◆ WHAT THE EXERCISE ASKS: Wherever a line holds the string "left", copy that line.
═════ DATA FOR PROCESSING ═════
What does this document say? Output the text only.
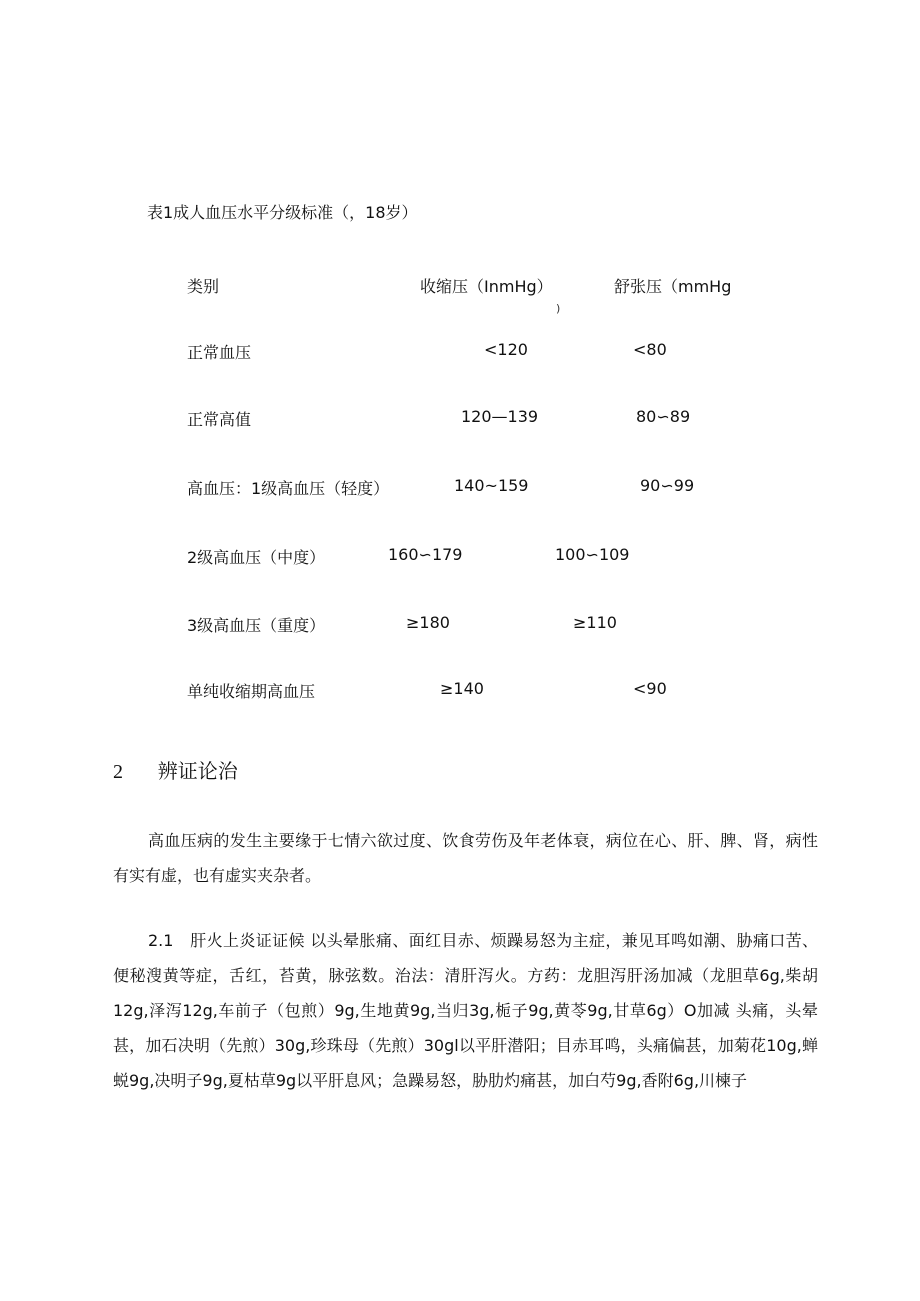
表1成人血压水平分级标准（，18岁）
类别	收缩压（InmHg）	舒张压（mmHg
)
正常血压	<120	<80
正常高值	120—139	80∽89
高血压：1级高血压（轻度）	140~159	90∽99
2级高血压（中度）	160∽179	100∽109
3级高血压（重度）	≥180	≥110
单纯收缩期高血压	≥140	<90
2 辨证论治

高血压病的发生主要缘于七情六欲过度、饮食劳伤及年老体衰，病位在心、肝、脾、肾，病性有实有虚，也有虚实夹杂者。

2.1　肝火上炎证证候 以头晕胀痛、面红目赤、烦躁易怒为主症，兼见耳鸣如潮、胁痛口苦、便秘溲黄等症，舌红，苔黄，脉弦数。治法：清肝泻火。方药：龙胆泻肝汤加减（龙胆草6g,柴胡12g,泽泻12g,车前子（包煎）9g,生地黄9g,当归3g,栀子9g,黄苓9g,甘草6g）O加减 头痛，头晕甚，加石决明（先煎）30g,珍珠母（先煎）30gl以平肝潜阳；目赤耳鸣，头痛偏甚，加菊花10g,蝉蜕9g,决明子9g,夏枯草9g以平肝息风；急躁易怒，胁肋灼痛甚，加白芍9g,香附6g,川楝子
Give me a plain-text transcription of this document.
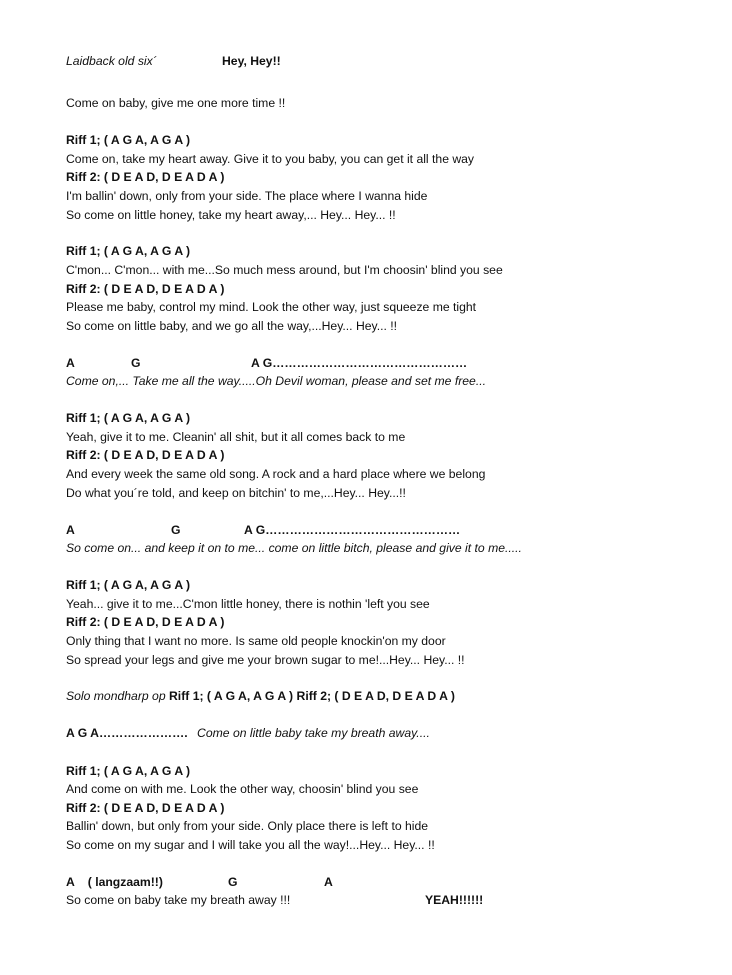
Laidback old six´	Hey, Hey!!
Come on baby, give me one more time !!
Riff 1; ( A G A, A G A )
Come on, take my heart away. Give it to you baby, you can get it all the way
Riff 2: ( D E A D, D E A D A )
I'm ballin' down, only from your side. The place where I wanna hide
So come on little honey, take my heart away,... Hey... Hey... !!
Riff 1; ( A G A, A G A )
C'mon... C'mon... with me...So much mess around, but I'm choosin' blind you see
Riff 2: ( D E A D, D E A D A )
Please me baby, control my mind. Look the other way, just squeeze me tight
So come on little baby, and we go all the way,...Hey... Hey... !!
A	G	A G…………………………………………
Come on,... Take me all the way.....Oh Devil woman, please and set me free...
Riff 1; ( A G A, A G A )
Yeah, give it to me. Cleanin' all shit, but it all comes back to me
Riff 2: ( D E A D, D E A D A )
And every week the same old song. A rock and a hard place where we belong
Do what you´re told, and keep on bitchin' to me,...Hey... Hey...!!
A	G	A G…………………………………………
So come on... and keep it on to me... come on little bitch, please and give it to me.....
Riff 1; ( A G A, A G A )
Yeah... give it to me...C'mon little honey, there is nothin 'left you see
Riff 2: ( D E A D, D E A D A )
Only thing that I want no more. Is same old people knockin'on my door
So spread your legs and give me your brown sugar to me!...Hey... Hey... !!
Solo mondharp op Riff 1; ( A G A, A G A ) Riff 2; ( D E A D, D E A D A )
A G A…………………. Come on little baby take my breath away....
Riff 1; ( A G A, A G A )
And come on with me. Look the other way, choosin' blind you see
Riff 2: ( D E A D, D E A D A )
Ballin' down, but only from your side. Only place there is left to hide
So come on my sugar and I will take you all the way!...Hey... Hey... !!
A ( langzaam!!)	G	A
So come on baby take my breath away !!!	YEAH!!!!!!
═════
◆ OUTPUT:
Yeah... give it to me...C'mon little honey, there is nothin 'left you see
Ballin' down, but only from your side. Only place there is left to hide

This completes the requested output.